▶ **Study text**
═══

Remember when we began our history [and] we were talking about the whole question of the normal, literal, real sense of the passage over against all sorts of ways they tried to get it, but mainly in an allegorical sense. And it got so that for a while they were trying to say there are three or four or many [unlimited] meanings to every text. I heard a Bible teacher at a very well known Christian College recently say to his students, “There is an infinite number of meanings to every biblical text.” Infinite number of meanings? Which one then is the one that has the authority of God behind it? How can we say the Bible therefore is sufficient? How can we say it’s adequate if we are going to say it has an infinite number of meanings to every text? But in an attempt to still get at this allegorical or deeper meaning, or to try to get at, “Oil always means a type of the Holy Spirit,” there was an attempt, then, to “go back,” and this new term was introduced.

═══

▶ **Dataset records**
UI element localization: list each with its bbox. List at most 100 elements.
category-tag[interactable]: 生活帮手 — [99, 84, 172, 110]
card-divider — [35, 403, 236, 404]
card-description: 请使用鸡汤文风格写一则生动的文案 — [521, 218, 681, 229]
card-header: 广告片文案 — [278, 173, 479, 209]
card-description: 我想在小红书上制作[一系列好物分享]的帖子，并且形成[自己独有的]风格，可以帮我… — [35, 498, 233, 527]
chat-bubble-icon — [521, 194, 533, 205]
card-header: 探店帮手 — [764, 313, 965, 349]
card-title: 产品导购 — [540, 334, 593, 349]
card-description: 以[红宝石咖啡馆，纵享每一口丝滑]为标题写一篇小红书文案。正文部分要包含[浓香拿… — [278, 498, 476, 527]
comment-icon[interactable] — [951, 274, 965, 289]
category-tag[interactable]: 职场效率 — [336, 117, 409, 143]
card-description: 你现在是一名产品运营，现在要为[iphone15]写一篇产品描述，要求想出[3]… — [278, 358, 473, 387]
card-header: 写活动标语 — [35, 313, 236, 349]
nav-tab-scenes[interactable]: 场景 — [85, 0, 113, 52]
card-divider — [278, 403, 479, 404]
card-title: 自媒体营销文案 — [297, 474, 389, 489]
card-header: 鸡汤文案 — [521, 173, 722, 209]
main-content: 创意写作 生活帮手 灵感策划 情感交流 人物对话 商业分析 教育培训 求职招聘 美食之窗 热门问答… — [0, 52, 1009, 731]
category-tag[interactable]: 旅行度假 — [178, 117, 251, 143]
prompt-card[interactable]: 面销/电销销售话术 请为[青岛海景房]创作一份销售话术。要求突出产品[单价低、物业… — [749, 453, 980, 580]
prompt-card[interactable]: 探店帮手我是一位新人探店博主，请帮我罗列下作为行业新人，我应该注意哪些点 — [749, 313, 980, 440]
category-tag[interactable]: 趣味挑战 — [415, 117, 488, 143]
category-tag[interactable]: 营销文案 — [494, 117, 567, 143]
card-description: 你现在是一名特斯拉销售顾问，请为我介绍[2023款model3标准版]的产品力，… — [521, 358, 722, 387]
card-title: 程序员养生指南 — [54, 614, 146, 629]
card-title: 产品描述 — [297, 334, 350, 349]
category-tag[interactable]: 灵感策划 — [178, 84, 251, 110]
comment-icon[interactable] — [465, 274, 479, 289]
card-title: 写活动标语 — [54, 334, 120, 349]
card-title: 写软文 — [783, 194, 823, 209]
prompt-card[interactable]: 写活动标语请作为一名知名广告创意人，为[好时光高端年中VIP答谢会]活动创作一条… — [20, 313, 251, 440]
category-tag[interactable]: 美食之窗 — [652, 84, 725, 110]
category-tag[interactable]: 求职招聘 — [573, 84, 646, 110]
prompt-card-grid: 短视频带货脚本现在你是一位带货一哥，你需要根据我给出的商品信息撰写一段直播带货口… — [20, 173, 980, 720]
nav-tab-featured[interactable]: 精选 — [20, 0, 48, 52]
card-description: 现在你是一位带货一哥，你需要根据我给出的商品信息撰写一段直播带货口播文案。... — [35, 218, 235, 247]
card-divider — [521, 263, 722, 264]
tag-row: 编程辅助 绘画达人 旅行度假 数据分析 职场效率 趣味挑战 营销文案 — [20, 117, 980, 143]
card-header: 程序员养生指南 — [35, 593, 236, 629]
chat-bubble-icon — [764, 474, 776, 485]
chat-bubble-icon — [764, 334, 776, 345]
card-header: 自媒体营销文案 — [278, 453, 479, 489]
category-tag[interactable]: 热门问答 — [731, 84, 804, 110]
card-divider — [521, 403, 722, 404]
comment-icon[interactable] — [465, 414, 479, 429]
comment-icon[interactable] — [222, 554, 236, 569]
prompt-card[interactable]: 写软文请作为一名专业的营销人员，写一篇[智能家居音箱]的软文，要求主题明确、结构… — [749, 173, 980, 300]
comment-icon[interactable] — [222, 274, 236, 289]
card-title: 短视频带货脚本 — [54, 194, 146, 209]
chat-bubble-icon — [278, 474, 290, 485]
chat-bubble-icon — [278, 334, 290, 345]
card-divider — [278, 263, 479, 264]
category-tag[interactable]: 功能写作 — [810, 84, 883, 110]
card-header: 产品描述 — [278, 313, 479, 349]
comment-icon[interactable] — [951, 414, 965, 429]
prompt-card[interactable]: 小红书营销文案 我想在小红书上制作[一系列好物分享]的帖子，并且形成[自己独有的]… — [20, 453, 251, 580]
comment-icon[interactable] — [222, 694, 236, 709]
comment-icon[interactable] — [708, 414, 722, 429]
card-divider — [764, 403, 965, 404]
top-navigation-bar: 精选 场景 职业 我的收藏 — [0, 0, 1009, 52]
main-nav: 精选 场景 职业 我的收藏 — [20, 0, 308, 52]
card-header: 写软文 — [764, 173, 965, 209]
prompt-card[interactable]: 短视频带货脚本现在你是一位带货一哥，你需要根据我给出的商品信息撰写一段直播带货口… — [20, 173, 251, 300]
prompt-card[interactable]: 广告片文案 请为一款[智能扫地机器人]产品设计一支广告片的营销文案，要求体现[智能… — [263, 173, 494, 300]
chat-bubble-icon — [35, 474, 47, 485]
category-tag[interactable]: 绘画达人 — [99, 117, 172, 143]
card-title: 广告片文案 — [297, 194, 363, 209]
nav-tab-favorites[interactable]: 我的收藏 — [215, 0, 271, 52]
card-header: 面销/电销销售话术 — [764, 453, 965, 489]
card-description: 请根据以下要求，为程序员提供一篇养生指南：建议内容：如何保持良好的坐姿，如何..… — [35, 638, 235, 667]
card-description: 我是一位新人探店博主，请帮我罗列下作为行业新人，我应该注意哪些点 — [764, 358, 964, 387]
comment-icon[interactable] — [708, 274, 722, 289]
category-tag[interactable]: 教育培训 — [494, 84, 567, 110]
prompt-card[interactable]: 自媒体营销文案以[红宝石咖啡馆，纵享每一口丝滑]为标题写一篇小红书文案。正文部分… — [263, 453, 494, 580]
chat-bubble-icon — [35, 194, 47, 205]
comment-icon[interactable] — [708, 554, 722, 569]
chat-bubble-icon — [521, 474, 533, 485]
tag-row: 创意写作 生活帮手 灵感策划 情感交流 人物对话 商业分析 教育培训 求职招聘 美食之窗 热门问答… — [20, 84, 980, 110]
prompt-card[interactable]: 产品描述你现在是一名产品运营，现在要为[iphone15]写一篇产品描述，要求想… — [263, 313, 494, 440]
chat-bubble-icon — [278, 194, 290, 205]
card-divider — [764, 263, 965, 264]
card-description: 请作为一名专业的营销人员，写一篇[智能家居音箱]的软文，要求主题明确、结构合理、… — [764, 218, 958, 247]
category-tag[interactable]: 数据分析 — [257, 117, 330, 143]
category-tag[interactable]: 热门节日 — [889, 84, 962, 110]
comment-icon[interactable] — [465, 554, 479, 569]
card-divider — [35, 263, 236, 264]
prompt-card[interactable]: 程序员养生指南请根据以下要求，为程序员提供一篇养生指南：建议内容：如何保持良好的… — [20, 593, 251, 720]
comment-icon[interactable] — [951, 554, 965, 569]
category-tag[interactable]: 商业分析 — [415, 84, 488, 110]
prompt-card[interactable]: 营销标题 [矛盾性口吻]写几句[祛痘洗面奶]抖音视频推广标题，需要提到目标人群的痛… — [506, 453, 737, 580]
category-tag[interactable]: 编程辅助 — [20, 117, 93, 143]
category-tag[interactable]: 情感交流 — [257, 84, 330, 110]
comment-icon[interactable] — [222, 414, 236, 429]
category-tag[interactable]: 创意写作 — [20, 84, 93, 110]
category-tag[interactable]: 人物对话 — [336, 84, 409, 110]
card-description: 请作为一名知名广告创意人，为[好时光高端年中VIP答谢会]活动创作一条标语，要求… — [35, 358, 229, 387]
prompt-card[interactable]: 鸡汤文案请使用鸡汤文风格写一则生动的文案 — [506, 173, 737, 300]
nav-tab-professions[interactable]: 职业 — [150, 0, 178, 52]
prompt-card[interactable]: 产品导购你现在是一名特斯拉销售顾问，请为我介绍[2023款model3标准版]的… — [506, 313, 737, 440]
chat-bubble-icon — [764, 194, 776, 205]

═══

▶ **What you should do**
Extend the lecture passage on allegorical readings of the Bible, starting after its final sentence. The records do not belong to the passage on interpreting biblical texts.

▶ **Answer space**
Well in 1955, Father Raymond Brown did a doctoral dissertation an American university [St. Mary’s University], and he did it on the sensus plenior. His idea was, “Yes, there is a surface meaning—this is what the human author said. But there was a deeper meaning, and this is what the divine author said.” Now as soon as you cut the two apart, [however] you’re in for trouble. You’re in for real trouble, because if a surface meaning is only giving us history and culture and background, and the deeper meaning is what really comes from God, then why did we put a division between the two and try to cut them apart? And they said, “Well because look at what Caiaphas did. Caiaphas said things there that he didn’t know.” Yes, but I need John’s authority under the inspiration of the Holy Spirit to teach me that, in verse 51, “he did not say this on his own.” I think there is the providential work of God, while Caiaphas means this to be a politically expedient message in which “Better we cut one loose than to get the whole nation in trouble.” And I can see it from that point of view. He has a point.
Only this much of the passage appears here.